Records for this exercise:
┌──
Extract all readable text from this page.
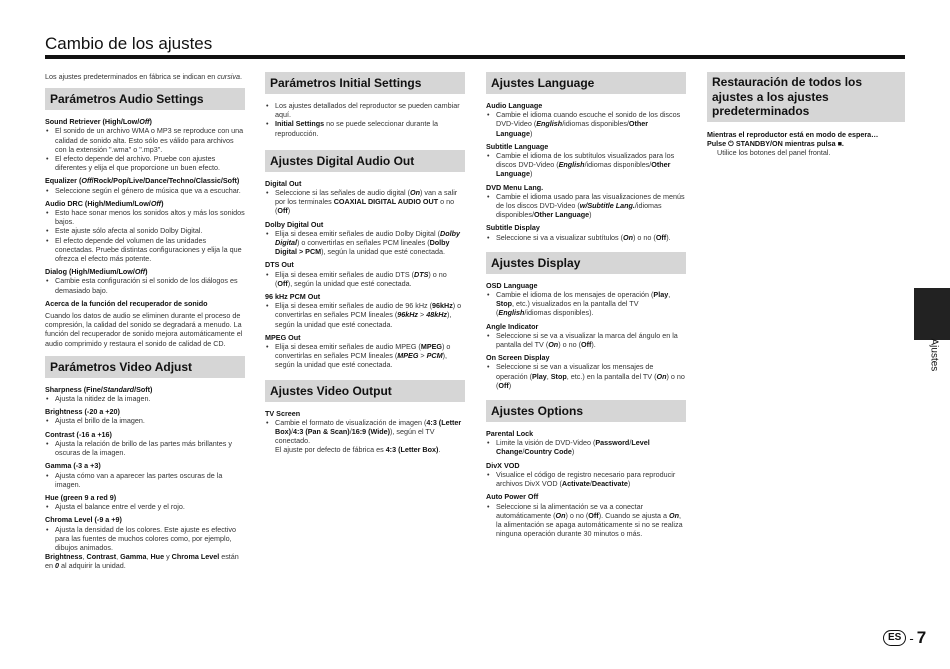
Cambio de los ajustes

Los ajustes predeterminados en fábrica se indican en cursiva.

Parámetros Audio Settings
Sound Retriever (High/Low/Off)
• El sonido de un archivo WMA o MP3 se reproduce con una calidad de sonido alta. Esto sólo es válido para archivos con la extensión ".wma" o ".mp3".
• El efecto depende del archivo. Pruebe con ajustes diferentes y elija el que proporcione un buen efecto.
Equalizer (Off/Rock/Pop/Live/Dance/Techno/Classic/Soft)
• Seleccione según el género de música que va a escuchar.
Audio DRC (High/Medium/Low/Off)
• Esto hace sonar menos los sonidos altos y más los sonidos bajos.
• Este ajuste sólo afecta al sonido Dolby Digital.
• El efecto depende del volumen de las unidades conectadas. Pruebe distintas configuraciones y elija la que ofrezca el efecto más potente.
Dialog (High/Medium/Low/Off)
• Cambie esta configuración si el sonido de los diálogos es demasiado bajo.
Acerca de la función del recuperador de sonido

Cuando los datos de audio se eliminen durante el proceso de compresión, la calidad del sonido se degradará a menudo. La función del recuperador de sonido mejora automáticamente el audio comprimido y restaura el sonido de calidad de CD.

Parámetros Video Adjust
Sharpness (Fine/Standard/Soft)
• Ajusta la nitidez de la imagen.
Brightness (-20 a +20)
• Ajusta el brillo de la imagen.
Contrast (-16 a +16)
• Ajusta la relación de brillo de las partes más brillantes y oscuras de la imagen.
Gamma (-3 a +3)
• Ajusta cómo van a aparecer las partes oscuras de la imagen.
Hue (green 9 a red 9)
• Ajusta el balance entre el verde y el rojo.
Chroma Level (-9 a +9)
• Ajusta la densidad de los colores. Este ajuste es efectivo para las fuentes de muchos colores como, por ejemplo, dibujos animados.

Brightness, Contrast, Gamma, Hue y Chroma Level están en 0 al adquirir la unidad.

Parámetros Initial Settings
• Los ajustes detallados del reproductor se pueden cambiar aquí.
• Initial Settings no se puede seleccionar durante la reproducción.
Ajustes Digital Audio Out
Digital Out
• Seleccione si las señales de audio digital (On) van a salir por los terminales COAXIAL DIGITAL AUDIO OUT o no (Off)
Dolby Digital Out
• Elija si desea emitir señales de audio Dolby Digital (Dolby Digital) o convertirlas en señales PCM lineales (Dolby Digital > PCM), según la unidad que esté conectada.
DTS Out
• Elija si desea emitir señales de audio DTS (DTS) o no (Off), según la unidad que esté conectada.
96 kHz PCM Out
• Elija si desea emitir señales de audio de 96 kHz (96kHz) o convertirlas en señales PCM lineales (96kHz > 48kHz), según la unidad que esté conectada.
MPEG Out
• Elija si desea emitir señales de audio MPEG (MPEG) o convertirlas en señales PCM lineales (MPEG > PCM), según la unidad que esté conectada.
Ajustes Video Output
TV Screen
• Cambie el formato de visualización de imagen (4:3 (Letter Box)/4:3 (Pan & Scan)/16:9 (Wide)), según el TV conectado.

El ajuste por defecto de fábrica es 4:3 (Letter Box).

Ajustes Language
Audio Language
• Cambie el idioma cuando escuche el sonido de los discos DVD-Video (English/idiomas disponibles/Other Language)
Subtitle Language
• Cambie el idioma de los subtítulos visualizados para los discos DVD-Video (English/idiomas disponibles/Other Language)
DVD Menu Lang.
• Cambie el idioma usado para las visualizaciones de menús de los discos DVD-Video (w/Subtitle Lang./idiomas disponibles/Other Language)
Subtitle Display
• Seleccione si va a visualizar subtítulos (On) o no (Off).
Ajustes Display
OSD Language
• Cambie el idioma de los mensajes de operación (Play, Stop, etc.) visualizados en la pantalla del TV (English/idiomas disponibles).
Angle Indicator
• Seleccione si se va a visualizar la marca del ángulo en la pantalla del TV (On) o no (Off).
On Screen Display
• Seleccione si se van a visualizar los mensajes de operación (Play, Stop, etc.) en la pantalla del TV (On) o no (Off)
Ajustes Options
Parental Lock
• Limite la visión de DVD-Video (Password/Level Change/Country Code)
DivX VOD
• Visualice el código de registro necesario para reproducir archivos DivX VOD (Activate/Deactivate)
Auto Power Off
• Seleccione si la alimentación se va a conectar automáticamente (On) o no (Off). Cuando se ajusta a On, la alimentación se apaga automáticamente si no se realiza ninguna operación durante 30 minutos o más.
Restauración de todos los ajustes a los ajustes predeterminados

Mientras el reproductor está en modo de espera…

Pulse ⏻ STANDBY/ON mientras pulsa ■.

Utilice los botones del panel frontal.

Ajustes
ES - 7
└──
┌──
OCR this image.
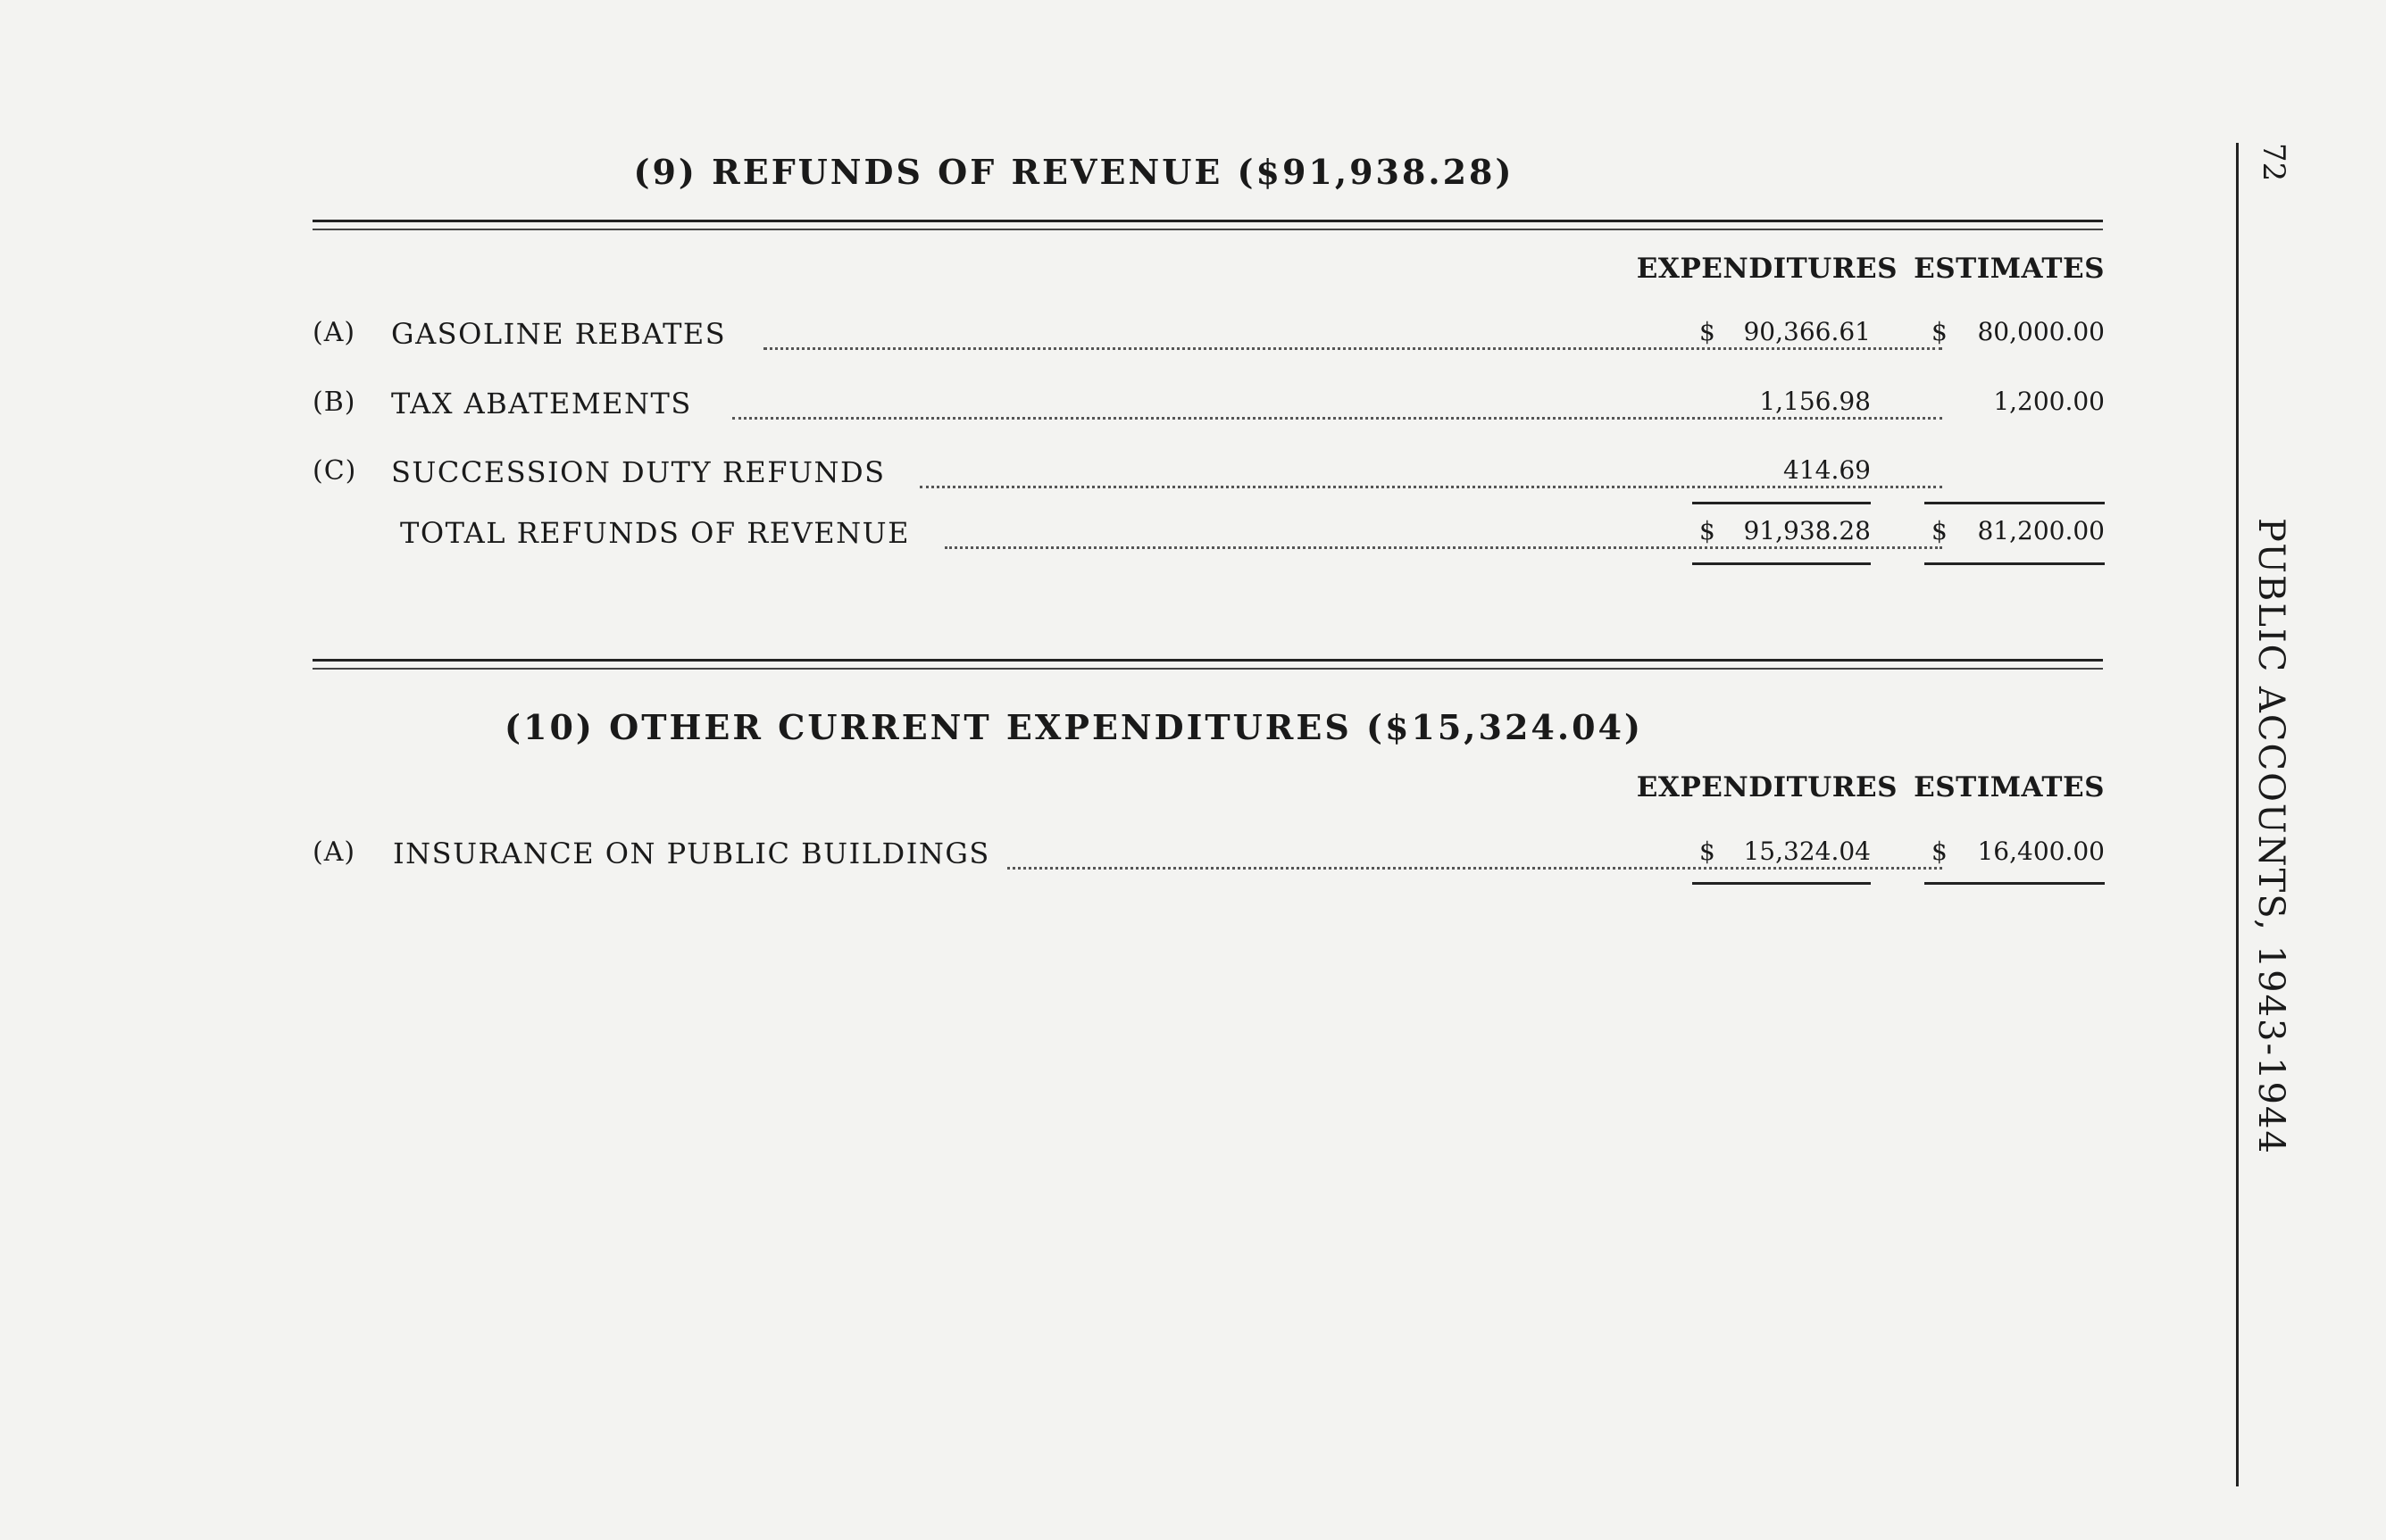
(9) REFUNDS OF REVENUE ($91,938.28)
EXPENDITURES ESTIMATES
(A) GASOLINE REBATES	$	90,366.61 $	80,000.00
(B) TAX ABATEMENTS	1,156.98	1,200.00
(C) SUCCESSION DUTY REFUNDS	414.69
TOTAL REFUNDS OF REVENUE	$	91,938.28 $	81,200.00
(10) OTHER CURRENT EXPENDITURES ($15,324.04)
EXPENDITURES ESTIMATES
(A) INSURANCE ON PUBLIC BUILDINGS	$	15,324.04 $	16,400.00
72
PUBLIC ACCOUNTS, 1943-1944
└──
Task brief: Copy each line of the records above that carries the word "automáticamente".

Complete response:
Cuando los datos de audio se eliminen durante el proceso de compresión, la calidad del sonido se degradará a menudo. La función del recuperador de sonido mejora automáticamente el audio comprimido y restaura el sonido de calidad de CD.
• Seleccione si la alimentación se va a conectar automáticamente (On) o no (Off). Cuando se ajusta a On, la alimentación se apaga automáticamente si no se realiza ninguna operación durante 30 minutos o más.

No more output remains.